▶ **Task requirements**
Copy out all of the material, matching it word for word.

(Dataset entries)
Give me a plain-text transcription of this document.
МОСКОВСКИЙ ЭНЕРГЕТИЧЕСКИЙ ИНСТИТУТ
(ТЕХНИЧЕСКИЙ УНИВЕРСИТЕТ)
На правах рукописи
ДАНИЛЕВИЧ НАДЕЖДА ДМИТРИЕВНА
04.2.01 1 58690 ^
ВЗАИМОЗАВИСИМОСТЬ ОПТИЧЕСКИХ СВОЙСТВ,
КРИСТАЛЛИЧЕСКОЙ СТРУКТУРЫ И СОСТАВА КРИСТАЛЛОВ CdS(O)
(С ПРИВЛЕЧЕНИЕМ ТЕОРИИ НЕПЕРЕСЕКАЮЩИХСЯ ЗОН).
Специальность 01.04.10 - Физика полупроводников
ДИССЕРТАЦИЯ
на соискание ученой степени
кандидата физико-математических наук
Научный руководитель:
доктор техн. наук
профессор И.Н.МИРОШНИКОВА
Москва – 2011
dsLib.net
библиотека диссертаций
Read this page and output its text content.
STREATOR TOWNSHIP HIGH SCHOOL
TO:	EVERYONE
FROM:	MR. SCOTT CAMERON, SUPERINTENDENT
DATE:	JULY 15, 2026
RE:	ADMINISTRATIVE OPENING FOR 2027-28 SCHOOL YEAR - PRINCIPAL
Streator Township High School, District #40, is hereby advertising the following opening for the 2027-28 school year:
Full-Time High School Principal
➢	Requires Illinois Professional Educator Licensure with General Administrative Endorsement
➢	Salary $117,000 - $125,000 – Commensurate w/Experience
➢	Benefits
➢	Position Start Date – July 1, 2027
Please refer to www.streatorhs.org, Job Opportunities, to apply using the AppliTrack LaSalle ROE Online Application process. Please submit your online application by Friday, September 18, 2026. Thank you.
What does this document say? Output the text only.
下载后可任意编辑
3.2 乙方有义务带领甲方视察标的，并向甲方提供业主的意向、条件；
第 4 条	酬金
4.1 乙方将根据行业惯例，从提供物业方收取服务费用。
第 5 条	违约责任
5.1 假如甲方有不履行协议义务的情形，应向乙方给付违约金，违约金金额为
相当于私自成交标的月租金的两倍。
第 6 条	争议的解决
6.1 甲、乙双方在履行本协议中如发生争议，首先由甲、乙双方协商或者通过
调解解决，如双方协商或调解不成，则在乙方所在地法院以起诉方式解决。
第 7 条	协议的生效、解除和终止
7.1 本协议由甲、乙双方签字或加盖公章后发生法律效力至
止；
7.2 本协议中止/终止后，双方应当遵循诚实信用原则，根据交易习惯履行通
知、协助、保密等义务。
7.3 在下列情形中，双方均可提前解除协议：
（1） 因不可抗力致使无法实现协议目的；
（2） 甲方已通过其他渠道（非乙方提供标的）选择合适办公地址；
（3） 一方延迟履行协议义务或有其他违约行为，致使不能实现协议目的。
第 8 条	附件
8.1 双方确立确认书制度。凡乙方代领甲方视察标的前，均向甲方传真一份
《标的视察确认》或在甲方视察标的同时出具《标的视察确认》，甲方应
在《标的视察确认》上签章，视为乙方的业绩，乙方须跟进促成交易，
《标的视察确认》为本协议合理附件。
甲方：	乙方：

▶ **Task answer**
Give me a plain-text transcription of this document.
МОСКОВСКИЙ ЭНЕРГЕТИЧЕСКИЙ ИНСТИТУТ
(ТЕХНИЧЕСКИЙ УНИВЕРСИТЕТ)
На правах рукописи
ДАНИЛЕВИЧ НАДЕЖДА ДМИТРИЕВНА
04.2.01 1 58690 ^
ВЗАИМОЗАВИСИМОСТЬ ОПТИЧЕСКИХ СВОЙСТВ,
КРИСТАЛЛИЧЕСКОЙ СТРУКТУРЫ И СОСТАВА КРИСТАЛЛОВ CdS(O)
(С ПРИВЛЕЧЕНИЕМ ТЕОРИИ НЕПЕРЕСЕКАЮЩИХСЯ ЗОН).
Специальность 01.04.10 - Физика полупроводников
ДИССЕРТАЦИЯ
на соискание ученой степени
кандидата физико-математических наук
Научный руководитель:
доктор техн. наук
профессор И.Н.МИРОШНИКОВА
Москва – 2011
dsLib.net
библиотека диссертаций
Read this page and output its text content.
STREATOR TOWNSHIP HIGH SCHOOL
TO:	EVERYONE
FROM:	MR. SCOTT CAMERON, SUPERINTENDENT
DATE:	JULY 15, 2026
RE:	ADMINISTRATIVE OPENING FOR 2027-28 SCHOOL YEAR - PRINCIPAL
Streator Township High School, District #40, is hereby advertising the following opening for the 2027-28 school year:
Full-Time High School Principal
➢	Requires Illinois Professional Educator Licensure with General Administrative Endorsement
➢	Salary $117,000 - $125,000 – Commensurate w/Experience
➢	Benefits
➢	Position Start Date – July 1, 2027
Please refer to www.streatorhs.org, Job Opportunities, to apply using the AppliTrack LaSalle ROE Online Application process. Please submit your online application by Friday, September 18, 2026. Thank you.
What does this document say? Output the text only.
下载后可任意编辑
3.2 乙方有义务带领甲方视察标的，并向甲方提供业主的意向、条件；
第 4 条	酬金
4.1 乙方将根据行业惯例，从提供物业方收取服务费用。
第 5 条	违约责任
5.1 假如甲方有不履行协议义务的情形，应向乙方给付违约金，违约金金额为
相当于私自成交标的月租金的两倍。
第 6 条	争议的解决
6.1 甲、乙双方在履行本协议中如发生争议，首先由甲、乙双方协商或者通过
调解解决，如双方协商或调解不成，则在乙方所在地法院以起诉方式解决。
第 7 条	协议的生效、解除和终止
7.1 本协议由甲、乙双方签字或加盖公章后发生法律效力至
止；
7.2 本协议中止/终止后，双方应当遵循诚实信用原则，根据交易习惯履行通
知、协助、保密等义务。
7.3 在下列情形中，双方均可提前解除协议：
（1） 因不可抗力致使无法实现协议目的；
（2） 甲方已通过其他渠道（非乙方提供标的）选择合适办公地址；
（3） 一方延迟履行协议义务或有其他违约行为，致使不能实现协议目的。
第 8 条	附件
8.1 双方确立确认书制度。凡乙方代领甲方视察标的前，均向甲方传真一份
《标的视察确认》或在甲方视察标的同时出具《标的视察确认》，甲方应
在《标的视察确认》上签章，视为乙方的业绩，乙方须跟进促成交易，
《标的视察确认》为本协议合理附件。
甲方：	乙方：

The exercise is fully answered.